Problem
Write out the news story on how Scottish firms view their government word for word, from "Against the backdrop" to "the Scottish Government.".

Excerpted passage

Start of Block

Blow for ministers
Scots government ‘fails to understand business’
Another study has criticised the Scottish Government’s standing with the business community, adding to a growing mistrust with ministerial policy making.
The Fraser of Allander Institute found that fewer than one in ten (9%) of Scottish firms agree that the Scottish Government understands the business environment in Scotland
An overwhelming 64% of businesses felt ministers failed to recognise the needs of the business community.
The findings come in the same week that research by Survation for communications firm True North, showed that 51% were unimpressed by Scottish government attempts to build a competitive location for business. Less than a third (29.5%) were happy with the level of support for businesses, while the remaining 19.5% said they did not know.
The latest Scottish Business Monitor, produced in partnership with Addleshaw Goddard,surveyed more than 400 firms from across country in July and August.
Against the backdrop of the Scottish Government’s ‘New Deal for Business’, the Institute asked a series of questions relating to firms’ views of their relationship with the Scottish Government.

End of Block

Supplied information

Start of Block

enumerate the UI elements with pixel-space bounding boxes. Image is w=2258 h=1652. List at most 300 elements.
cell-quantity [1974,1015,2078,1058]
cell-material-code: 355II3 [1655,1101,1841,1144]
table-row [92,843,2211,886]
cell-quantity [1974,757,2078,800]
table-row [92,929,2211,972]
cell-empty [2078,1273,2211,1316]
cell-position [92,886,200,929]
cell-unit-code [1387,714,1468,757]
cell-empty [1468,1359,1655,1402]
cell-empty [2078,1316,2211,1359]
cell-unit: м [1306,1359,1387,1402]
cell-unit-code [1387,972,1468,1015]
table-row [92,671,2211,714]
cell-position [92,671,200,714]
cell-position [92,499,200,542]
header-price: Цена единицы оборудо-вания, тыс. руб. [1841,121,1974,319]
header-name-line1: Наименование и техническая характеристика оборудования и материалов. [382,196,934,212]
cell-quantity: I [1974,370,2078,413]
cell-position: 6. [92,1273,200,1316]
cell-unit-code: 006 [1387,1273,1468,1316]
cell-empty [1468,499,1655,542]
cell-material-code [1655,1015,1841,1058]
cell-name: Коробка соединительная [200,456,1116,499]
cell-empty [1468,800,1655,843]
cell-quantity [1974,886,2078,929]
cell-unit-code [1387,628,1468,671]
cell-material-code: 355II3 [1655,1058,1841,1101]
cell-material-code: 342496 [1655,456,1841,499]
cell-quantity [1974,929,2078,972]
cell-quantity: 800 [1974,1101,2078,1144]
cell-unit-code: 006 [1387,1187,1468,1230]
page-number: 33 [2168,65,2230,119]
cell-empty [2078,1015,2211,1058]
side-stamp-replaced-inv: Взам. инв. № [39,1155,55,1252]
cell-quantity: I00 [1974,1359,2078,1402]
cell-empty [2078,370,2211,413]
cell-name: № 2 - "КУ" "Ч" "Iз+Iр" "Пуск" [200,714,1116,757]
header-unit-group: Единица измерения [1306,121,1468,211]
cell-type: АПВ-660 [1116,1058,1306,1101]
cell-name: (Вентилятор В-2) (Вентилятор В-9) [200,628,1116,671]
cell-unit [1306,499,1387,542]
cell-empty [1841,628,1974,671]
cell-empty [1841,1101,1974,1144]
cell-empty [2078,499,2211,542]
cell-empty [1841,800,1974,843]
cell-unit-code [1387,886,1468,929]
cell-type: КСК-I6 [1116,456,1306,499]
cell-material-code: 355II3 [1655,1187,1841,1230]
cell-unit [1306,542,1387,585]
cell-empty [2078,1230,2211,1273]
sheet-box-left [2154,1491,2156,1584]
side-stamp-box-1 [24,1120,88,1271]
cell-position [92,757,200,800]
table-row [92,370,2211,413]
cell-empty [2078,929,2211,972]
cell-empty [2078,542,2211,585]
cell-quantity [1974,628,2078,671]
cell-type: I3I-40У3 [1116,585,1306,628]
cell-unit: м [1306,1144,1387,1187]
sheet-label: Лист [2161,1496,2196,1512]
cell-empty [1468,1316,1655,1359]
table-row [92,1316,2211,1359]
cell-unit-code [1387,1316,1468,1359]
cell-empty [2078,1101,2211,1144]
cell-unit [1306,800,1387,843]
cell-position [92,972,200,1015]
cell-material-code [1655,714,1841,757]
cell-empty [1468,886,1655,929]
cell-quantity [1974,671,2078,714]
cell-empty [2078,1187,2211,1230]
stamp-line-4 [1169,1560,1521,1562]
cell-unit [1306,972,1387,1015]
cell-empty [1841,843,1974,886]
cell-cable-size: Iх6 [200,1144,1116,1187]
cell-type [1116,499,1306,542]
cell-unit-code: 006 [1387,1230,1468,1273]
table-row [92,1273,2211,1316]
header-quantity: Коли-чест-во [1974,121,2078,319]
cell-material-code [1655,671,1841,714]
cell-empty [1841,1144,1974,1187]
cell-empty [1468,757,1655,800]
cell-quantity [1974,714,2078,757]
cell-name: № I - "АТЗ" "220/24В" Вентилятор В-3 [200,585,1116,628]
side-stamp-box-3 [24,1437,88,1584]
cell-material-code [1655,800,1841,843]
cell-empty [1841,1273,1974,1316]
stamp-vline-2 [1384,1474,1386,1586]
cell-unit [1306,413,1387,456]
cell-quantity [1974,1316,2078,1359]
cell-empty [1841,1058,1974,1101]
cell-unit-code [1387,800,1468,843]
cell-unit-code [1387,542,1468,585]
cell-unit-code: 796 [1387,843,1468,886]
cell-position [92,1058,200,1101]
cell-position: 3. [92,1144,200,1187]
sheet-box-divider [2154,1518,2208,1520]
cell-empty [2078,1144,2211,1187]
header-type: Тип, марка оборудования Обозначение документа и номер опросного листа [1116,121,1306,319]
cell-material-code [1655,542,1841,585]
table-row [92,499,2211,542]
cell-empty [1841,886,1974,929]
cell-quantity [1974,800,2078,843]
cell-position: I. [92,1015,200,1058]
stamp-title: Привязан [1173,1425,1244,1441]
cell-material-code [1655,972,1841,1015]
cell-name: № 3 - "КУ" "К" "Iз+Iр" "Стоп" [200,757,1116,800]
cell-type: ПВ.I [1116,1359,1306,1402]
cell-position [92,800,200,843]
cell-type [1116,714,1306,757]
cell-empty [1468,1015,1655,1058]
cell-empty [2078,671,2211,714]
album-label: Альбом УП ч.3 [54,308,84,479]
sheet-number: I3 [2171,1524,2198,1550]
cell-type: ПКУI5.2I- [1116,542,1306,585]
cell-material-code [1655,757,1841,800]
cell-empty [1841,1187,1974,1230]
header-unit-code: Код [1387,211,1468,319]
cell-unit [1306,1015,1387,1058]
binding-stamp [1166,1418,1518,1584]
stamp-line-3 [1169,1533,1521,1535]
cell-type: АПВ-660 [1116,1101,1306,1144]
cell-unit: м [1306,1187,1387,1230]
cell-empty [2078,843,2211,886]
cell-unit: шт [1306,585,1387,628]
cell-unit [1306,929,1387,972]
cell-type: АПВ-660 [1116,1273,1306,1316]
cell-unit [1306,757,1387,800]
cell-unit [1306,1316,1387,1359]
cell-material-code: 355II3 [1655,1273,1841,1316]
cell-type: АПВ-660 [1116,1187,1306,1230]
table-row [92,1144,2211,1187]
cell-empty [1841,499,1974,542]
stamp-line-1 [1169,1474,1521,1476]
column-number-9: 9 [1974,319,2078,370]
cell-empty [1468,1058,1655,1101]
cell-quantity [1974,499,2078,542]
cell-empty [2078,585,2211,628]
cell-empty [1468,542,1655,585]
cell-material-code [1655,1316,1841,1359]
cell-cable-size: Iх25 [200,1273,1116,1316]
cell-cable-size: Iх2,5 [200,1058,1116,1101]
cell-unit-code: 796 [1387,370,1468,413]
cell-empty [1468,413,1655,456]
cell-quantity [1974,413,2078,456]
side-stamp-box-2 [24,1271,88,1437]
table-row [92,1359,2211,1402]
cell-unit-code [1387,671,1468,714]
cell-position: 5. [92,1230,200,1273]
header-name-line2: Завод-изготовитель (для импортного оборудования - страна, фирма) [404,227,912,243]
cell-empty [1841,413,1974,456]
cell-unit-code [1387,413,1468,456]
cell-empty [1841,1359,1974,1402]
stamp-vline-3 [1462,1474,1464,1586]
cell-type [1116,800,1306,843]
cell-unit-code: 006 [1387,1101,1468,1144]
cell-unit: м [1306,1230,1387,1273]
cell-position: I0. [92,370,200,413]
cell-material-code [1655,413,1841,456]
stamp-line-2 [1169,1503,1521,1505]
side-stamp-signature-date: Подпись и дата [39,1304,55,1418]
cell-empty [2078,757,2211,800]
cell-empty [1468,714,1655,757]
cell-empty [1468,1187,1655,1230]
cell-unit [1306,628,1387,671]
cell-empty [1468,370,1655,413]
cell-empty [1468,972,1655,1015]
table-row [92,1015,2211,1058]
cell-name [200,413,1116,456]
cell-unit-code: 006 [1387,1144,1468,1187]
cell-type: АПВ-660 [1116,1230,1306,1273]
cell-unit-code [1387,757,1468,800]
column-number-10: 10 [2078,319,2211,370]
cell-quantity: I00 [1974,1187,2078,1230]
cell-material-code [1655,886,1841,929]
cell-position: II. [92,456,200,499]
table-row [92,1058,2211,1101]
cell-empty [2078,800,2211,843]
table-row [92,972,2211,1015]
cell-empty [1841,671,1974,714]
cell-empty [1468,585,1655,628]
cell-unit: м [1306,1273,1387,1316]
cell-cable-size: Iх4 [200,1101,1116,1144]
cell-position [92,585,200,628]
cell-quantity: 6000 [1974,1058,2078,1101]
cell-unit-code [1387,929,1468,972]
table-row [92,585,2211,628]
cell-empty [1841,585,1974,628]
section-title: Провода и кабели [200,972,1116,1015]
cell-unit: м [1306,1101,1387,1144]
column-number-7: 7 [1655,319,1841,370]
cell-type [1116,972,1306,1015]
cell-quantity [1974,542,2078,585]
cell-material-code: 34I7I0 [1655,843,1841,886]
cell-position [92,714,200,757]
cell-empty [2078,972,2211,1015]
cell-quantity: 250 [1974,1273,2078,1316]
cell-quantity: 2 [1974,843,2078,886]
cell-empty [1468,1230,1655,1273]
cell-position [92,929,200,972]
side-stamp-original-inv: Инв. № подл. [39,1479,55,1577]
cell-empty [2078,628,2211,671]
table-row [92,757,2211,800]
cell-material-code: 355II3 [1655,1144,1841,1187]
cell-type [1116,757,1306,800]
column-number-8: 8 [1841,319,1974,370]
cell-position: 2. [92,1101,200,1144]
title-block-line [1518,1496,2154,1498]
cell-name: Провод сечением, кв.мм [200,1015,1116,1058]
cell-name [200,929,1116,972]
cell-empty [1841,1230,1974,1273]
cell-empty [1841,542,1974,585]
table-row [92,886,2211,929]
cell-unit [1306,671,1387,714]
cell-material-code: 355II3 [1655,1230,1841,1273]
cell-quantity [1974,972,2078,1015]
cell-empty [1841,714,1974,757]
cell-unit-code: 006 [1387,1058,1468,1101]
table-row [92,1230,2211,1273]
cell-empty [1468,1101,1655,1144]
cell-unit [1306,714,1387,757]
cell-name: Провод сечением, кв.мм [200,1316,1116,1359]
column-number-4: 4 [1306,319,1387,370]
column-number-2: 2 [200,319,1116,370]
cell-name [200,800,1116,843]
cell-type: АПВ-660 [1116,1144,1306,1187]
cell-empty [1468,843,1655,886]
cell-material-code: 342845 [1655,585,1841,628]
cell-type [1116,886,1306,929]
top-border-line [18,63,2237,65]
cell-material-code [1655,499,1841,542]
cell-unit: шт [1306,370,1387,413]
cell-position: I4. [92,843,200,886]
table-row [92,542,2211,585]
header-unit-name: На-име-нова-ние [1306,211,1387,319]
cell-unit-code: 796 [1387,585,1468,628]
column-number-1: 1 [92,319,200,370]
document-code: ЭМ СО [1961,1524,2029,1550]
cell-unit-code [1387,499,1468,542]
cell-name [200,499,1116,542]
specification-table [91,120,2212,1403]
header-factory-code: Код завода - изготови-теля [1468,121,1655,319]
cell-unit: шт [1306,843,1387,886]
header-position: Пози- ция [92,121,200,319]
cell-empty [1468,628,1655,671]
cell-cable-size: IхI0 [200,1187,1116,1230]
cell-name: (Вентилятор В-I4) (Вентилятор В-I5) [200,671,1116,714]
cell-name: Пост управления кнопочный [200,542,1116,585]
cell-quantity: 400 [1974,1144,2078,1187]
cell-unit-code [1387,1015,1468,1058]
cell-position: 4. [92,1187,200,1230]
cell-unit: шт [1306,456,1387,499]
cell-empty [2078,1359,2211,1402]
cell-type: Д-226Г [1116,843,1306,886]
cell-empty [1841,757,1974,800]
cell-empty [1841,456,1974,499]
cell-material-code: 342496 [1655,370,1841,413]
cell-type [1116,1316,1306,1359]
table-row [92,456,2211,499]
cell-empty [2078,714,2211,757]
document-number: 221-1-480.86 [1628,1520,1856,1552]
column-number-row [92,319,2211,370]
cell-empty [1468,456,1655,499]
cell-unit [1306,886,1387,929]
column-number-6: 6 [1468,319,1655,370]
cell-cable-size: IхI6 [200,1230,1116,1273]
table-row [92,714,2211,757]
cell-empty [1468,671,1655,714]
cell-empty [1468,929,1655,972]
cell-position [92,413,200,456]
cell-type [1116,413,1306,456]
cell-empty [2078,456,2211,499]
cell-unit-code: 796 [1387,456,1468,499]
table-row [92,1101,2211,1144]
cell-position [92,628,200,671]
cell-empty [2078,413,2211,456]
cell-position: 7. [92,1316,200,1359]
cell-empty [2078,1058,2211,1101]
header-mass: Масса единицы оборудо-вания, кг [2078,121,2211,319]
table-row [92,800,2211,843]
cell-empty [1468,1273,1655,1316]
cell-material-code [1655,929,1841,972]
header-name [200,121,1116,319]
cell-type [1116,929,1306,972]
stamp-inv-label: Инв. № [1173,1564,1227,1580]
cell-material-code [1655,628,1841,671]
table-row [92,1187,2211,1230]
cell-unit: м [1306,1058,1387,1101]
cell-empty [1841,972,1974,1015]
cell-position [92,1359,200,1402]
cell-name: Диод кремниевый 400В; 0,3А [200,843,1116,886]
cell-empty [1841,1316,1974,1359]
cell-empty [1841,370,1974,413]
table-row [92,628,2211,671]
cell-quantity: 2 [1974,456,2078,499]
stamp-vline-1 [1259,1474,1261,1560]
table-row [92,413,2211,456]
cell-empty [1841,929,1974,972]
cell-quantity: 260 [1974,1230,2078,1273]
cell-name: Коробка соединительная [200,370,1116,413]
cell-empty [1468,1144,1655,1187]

End of Block

Response
Against the backdrop of the Scottish Government’s ‘New Deal for Business’, the Institute asked a series of questions relating to firms’ views of their relationship with the Scottish Government.